Real estate developer Hillwood is making a large bet on autonomous trucking taking off.
Global autonomous driving tech company TuSimple is getting a 1-million-square-foot facility at Hillwood’s 27,000-acre AllianceTexas development in North Fort Worth. It will have launch pads and landing pads for autonomous trucks that use TuSimple’s Autonomous Driving System.
TuSimple trucks drive on their own, but for now, a safety driver and test engineer sit in the vehicles, according to the company. On Dec. 22, the company completed its first fully autonomous semi-truck run on public roads without anyone inside on an 80-mile trip from Tucson to Phoenix.
The new AllianceTexas facility will be part of the development’s Mobility Innovation Zone, an area that allows companies to test, prove and commercialize their technologies. The site off Interstate 35 near Fort Worth Alliance Airport provides a centralized location for TuSimple, which went public in 2021 and is valued at about $3.9 billion.
AllianceTexas is home to other innovative companies, including Bell, Wing, BNSF and Deloitte.
“We partnered with TuSimple, a leader in autonomous trucking, to provide the guidance and technical parameters required to prepare this new facility for the rapid adoption and expansion of autonomous trucking operations throughout the region and beyond,” Hillwood chairman Ross Perot Jr. said in a statement.
TuSimple, which is headquartered in San Diego and has offices in Tucson and Fort Worth, said the new facility will serve as a stop along its Autonomous Freight Network. The network was first announced in July 2020 and includes autonomous trucks, digitally mapped routes and strategically placed terminals along high-volume freight routes.
The company’s goal is to improve trucking safety as well as increase efficiency, operational costs and trucks’ carbon footprint, according to its website.
“Hillwood’s investment in these properties will make it easier for companies to adopt, integrate and scale autonomous trucking operations,” said TuSimple CEO Cheng Lu in a statement.
TuSimple’s infrastructure specifications will be implemented into other AllianceTexas buildings in the future so they can work within the freight network, according to the companies’ announcement.

--------------------------------

Work request 1 -> Summarize the article about TuSimple's AllianceTexas facility in two sentences.
Work request 2 -> Repeat, word for word, the part of the TuSimple article that opens with the words containing "TuSimple trucks drive" and closes with "about $3.9 billion.".

--------------------------------

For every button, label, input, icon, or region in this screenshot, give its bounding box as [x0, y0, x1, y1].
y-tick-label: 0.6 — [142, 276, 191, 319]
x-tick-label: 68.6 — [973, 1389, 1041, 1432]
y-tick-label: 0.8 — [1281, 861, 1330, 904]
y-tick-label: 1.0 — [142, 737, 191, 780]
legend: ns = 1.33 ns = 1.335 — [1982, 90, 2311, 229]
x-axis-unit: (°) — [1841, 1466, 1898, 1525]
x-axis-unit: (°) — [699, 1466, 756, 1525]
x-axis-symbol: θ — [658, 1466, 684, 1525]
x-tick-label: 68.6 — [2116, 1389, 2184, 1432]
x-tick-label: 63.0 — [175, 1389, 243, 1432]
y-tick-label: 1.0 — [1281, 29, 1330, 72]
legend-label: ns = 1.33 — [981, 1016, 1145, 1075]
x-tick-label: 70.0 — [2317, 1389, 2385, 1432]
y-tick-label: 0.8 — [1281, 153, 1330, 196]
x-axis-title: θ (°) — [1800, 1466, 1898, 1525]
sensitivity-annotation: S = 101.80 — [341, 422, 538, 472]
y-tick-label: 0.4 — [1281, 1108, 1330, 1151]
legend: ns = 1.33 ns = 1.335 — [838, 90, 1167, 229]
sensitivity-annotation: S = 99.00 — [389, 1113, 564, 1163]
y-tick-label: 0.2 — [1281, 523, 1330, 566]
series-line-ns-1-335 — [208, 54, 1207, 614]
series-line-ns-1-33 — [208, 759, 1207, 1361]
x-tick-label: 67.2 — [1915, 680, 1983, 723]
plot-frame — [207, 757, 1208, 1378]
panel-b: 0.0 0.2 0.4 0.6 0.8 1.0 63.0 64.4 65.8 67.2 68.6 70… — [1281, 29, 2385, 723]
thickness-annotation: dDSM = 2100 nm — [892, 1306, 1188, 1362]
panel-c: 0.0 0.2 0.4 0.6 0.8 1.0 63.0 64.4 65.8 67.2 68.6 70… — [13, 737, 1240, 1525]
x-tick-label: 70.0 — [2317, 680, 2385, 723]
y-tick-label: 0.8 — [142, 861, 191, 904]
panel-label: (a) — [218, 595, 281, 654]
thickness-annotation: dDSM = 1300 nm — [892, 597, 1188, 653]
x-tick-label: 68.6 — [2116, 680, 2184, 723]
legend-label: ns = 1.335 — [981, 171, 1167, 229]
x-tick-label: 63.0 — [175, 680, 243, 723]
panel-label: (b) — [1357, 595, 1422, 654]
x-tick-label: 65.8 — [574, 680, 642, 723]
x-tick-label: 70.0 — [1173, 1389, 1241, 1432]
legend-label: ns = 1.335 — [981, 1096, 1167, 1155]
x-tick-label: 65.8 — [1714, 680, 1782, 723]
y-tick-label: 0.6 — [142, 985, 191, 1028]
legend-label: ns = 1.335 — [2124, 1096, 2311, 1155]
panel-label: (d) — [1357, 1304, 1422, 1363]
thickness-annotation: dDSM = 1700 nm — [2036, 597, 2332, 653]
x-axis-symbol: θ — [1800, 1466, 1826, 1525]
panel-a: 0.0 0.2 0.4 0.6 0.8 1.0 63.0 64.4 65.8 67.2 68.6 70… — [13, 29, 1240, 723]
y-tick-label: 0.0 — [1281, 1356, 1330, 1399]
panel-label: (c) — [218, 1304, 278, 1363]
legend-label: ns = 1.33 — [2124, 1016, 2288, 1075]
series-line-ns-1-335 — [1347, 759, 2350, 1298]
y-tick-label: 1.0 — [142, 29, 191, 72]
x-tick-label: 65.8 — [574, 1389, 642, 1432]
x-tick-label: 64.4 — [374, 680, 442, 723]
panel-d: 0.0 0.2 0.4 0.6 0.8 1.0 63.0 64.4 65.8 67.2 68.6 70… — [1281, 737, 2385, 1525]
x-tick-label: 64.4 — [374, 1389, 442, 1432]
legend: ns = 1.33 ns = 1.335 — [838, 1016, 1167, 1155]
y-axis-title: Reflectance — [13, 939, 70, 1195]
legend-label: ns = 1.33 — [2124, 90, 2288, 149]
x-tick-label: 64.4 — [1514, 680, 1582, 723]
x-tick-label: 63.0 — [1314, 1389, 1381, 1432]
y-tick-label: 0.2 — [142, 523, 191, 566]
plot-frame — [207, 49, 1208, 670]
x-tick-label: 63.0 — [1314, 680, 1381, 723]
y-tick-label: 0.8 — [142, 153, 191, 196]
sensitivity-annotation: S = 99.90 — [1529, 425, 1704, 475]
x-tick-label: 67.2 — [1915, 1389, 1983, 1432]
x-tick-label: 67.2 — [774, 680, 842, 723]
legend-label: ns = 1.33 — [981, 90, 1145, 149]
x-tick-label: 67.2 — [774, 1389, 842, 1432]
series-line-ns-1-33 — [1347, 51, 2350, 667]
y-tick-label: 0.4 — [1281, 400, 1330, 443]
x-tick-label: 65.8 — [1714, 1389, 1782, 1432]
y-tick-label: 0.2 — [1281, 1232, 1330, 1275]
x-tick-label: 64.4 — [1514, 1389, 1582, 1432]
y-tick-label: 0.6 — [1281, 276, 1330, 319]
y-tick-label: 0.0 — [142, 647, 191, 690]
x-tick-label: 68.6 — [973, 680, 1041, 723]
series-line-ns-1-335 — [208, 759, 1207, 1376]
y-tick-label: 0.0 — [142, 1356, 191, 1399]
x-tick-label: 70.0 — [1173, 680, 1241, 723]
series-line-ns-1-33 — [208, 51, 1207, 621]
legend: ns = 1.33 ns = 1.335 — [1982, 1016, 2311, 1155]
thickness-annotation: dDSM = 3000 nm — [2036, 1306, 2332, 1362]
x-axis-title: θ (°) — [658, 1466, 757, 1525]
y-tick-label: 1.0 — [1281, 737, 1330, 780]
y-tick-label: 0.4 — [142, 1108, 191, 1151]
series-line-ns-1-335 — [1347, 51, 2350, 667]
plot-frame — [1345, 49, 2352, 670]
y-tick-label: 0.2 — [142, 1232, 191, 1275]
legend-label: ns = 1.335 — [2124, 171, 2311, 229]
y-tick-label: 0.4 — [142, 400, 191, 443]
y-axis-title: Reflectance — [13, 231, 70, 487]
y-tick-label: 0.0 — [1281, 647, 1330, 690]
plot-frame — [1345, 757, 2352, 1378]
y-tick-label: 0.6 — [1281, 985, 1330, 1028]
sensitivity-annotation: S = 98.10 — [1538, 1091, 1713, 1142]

--------------------------------

Answer section 1 -> TuSimple is getting a 1-million-square-foot facility at Hillwood's AllianceTexas development in North Fort Worth, with launch pads and landing pads for trucks using its Autonomous Driving System. The site, part of the development's Mobility Innovation Zone, will serve as a stop along TuSimple's Autonomous Freight Network, and TuSimple's infrastructure specifications will later be implemented in other AllianceTexas buildings.

Answer section 2 ->
TuSimple trucks drive on their own, but for now, a safety driver and test engineer sit in the vehicles, according to the company. On Dec. 22, the company completed its first fully autonomous semi-truck run on public roads without anyone inside on an 80-mile trip from Tucson to Phoenix.
The new AllianceTexas facility will be part of the development’s Mobility Innovation Zone, an area that allows companies to test, prove and commercialize their technologies. The site off Interstate 35 near Fort Worth Alliance Airport provides a centralized location for TuSimple, which went public in 2021 and is valued at about $3.9 billion.